**** Given data
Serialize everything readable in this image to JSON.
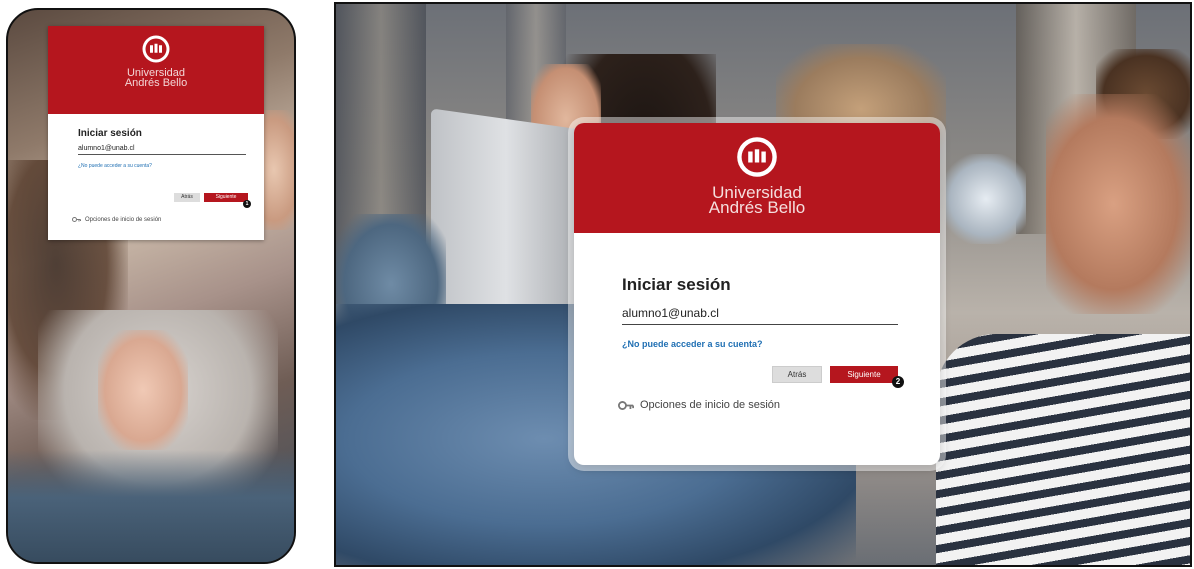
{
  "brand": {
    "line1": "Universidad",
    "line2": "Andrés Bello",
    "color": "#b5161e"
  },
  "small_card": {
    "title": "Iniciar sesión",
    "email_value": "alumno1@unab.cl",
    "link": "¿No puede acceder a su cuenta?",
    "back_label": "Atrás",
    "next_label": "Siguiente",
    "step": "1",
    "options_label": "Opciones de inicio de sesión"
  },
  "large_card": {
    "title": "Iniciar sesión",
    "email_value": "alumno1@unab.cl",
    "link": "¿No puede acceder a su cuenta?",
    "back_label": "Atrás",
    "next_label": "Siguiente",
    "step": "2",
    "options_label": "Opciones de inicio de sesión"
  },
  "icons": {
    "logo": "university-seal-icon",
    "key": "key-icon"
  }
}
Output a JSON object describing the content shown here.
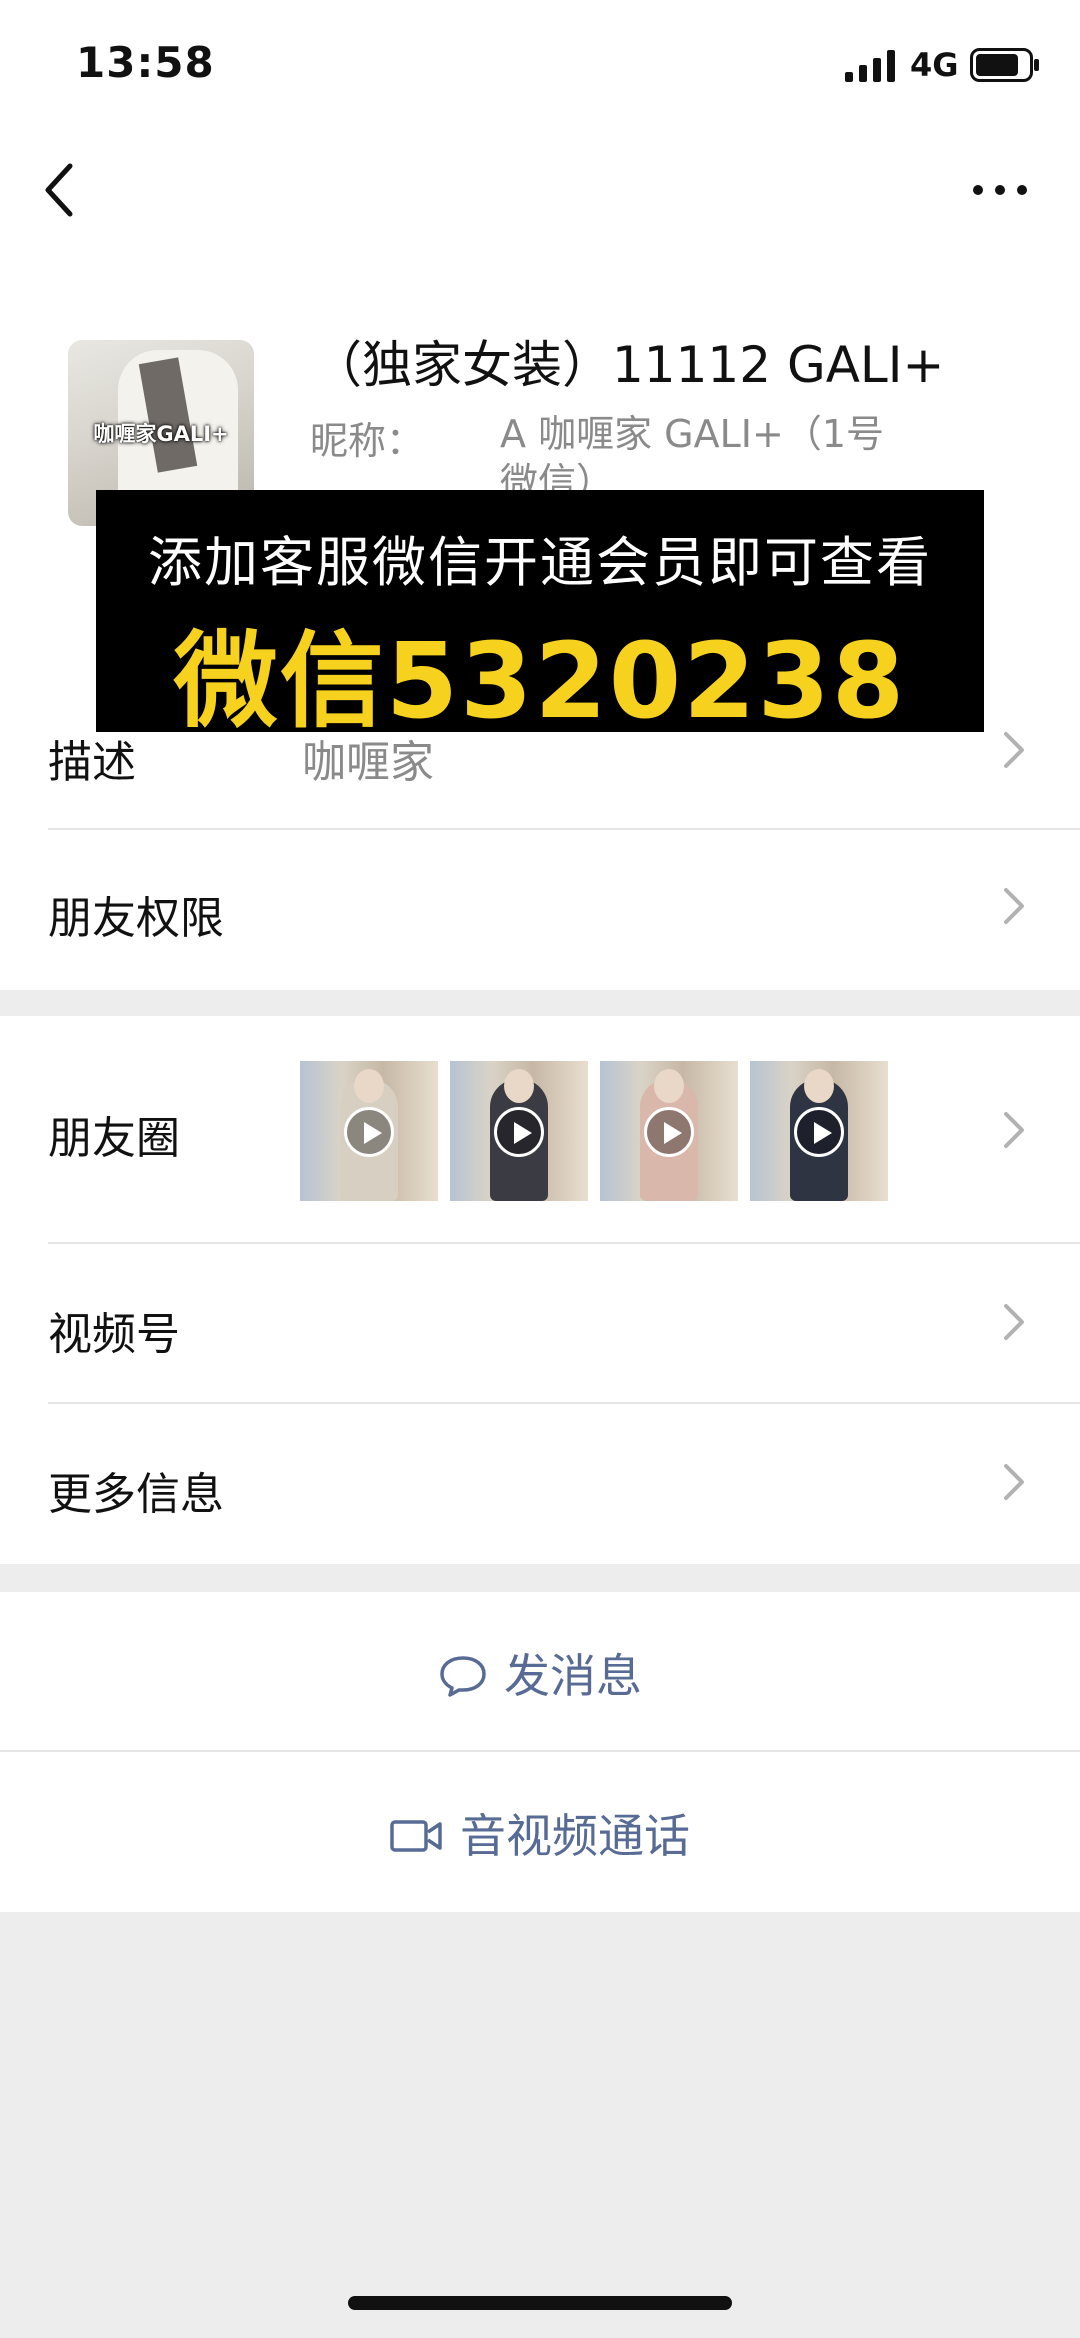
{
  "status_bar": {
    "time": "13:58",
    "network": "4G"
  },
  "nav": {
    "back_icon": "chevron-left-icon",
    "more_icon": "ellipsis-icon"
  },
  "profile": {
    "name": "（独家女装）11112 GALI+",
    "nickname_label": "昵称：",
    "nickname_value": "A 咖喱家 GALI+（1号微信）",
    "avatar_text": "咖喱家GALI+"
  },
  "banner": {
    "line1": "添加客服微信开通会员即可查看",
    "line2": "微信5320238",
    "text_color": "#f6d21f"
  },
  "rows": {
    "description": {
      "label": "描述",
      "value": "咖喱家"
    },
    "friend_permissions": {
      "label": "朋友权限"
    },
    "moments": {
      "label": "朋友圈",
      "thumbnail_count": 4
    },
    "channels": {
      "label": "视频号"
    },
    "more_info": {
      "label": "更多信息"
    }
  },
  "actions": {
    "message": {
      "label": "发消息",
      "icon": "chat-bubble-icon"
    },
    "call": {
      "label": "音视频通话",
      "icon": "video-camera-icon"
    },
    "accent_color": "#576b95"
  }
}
********
- Problem to solve
Go through the material above and copy each line that has the word "JSON".

- Solution
Serialize everything readable in this image to JSON.
Output a JSON object describing the content shown here.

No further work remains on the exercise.